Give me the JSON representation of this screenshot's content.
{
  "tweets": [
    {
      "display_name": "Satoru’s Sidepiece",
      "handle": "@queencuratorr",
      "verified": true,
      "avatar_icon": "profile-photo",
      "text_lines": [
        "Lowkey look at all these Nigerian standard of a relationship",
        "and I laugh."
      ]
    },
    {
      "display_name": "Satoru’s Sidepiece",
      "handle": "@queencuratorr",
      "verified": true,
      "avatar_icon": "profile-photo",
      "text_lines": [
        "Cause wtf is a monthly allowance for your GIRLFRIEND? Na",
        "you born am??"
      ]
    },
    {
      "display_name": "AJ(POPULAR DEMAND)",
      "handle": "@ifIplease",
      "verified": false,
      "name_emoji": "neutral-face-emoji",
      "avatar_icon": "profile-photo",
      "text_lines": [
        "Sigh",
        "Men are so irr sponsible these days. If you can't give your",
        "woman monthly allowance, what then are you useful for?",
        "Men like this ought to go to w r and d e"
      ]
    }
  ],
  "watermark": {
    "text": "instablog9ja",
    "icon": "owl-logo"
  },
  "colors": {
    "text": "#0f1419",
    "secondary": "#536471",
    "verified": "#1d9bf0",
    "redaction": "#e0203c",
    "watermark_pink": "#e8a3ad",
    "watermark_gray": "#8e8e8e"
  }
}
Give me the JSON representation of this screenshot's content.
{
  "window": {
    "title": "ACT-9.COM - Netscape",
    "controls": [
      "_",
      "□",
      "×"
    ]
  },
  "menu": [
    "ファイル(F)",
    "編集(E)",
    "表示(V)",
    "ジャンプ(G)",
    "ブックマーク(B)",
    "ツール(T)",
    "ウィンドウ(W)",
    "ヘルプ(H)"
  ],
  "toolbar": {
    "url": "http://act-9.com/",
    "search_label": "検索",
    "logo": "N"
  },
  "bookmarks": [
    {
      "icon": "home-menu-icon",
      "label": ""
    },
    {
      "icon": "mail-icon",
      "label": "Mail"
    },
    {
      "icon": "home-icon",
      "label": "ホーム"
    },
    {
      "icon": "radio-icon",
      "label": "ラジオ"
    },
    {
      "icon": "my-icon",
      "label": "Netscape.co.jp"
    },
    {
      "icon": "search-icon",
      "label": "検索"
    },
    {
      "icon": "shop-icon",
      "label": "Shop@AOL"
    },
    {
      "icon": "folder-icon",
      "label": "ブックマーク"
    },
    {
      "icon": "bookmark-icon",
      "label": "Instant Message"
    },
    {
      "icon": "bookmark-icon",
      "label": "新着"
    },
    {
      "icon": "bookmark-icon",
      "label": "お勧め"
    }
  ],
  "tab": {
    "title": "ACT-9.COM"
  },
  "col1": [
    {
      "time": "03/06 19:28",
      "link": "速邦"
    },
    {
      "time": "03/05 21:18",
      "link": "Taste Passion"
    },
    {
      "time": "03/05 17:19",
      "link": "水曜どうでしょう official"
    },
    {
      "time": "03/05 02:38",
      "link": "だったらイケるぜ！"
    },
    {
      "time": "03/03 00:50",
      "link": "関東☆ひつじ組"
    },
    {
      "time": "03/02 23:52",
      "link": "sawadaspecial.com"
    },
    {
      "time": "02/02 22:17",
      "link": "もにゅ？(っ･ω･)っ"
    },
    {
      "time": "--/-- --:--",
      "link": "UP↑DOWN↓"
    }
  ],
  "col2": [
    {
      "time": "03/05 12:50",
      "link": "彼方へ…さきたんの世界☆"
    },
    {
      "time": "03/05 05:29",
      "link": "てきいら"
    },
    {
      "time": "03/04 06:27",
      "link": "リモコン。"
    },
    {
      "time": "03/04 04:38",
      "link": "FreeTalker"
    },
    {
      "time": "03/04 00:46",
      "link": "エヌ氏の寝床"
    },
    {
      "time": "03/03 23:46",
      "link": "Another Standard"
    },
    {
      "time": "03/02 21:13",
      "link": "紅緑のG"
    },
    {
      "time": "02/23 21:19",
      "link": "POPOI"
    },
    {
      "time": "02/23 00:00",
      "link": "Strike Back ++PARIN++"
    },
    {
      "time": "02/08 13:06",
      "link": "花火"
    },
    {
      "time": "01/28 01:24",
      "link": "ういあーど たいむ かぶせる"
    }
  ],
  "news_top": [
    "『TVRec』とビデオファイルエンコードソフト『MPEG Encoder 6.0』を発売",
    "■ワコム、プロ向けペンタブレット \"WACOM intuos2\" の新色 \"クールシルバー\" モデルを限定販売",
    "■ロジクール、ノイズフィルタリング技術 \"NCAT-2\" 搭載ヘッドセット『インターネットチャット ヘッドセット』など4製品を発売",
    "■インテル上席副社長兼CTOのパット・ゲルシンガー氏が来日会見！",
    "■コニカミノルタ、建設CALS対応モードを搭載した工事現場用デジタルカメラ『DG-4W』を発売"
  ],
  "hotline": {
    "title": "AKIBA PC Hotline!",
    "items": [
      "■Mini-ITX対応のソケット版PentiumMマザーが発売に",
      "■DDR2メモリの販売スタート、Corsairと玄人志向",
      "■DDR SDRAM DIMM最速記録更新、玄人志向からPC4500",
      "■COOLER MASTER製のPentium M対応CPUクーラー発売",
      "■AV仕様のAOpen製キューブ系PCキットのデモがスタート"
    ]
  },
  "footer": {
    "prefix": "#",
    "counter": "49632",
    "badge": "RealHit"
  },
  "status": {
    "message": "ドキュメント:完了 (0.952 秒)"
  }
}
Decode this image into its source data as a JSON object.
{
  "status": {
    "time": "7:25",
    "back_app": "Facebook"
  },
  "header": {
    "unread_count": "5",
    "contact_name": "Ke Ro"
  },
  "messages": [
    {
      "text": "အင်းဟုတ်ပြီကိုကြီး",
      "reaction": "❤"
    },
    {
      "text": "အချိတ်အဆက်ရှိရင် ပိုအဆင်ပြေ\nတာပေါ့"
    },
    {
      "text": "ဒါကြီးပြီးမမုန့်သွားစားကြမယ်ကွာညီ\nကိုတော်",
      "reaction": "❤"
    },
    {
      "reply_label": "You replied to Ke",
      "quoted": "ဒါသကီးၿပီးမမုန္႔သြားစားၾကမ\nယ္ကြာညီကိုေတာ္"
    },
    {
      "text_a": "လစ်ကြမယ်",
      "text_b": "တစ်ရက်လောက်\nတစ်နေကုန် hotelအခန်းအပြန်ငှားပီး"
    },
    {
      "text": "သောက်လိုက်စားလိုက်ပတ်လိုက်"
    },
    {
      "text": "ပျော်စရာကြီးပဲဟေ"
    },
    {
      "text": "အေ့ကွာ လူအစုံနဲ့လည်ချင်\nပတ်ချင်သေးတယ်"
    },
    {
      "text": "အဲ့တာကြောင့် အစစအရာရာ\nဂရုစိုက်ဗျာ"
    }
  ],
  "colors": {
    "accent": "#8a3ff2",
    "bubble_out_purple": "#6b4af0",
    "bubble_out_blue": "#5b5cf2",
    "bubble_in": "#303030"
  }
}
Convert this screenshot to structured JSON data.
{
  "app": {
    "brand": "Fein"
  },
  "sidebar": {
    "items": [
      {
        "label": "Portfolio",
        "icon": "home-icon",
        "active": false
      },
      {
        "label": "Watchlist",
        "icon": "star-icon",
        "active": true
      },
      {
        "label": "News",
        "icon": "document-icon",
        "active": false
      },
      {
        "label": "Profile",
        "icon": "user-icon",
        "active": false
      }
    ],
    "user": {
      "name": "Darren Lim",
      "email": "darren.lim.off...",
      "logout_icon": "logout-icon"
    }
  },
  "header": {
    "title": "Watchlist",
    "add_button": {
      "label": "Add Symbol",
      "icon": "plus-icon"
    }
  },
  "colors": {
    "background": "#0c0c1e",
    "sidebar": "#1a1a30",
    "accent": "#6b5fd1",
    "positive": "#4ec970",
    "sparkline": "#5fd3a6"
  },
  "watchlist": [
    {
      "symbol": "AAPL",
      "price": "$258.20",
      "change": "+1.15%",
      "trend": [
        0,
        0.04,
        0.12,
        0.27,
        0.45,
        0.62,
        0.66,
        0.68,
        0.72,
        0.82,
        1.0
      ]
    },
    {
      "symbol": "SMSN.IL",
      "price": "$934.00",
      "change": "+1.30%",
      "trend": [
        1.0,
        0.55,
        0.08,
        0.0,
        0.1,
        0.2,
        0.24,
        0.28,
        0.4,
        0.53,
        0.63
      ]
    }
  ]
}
#####
**Directions for this task**:
In the listing above, find the line with "Convert this screenshot" and set down that line and all after it exactly, through the final line.

**Finished answer**:
Convert this screenshot to structured JSON data.
{
  "app": {
    "brand": "Fein"
  },
  "sidebar": {
    "items": [
      {
        "label": "Portfolio",
        "icon": "home-icon",
        "active": false
      },
      {
        "label": "Watchlist",
        "icon": "star-icon",
        "active": true
      },
      {
        "label": "News",
        "icon": "document-icon",
        "active": false
      },
      {
        "label": "Profile",
        "icon": "user-icon",
        "active": false
      }
    ],
    "user": {
      "name": "Darren Lim",
      "email": "darren.lim.off...",
      "logout_icon": "logout-icon"
    }
  },
  "header": {
    "title": "Watchlist",
    "add_button": {
      "label": "Add Symbol",
      "icon": "plus-icon"
    }
  },
  "colors": {
    "background": "#0c0c1e",
    "sidebar": "#1a1a30",
    "accent": "#6b5fd1",
    "positive": "#4ec970",
    "sparkline": "#5fd3a6"
  },
  "watchlist": [
    {
      "symbol": "AAPL",
      "price": "$258.20",
      "change": "+1.15%",
      "trend": [
        0,
        0.04,
        0.12,
        0.27,
        0.45,
        0.62,
        0.66,
        0.68,
        0.72,
        0.82,
        1.0
      ]
    },
    {
      "symbol": "SMSN.IL",
      "price": "$934.00",
      "change": "+1.30%",
      "trend": [
        1.0,
        0.55,
        0.08,
        0.0,
        0.1,
        0.2,
        0.24,
        0.28,
        0.4,
        0.53,
        0.63
      ]
    }
  ]
}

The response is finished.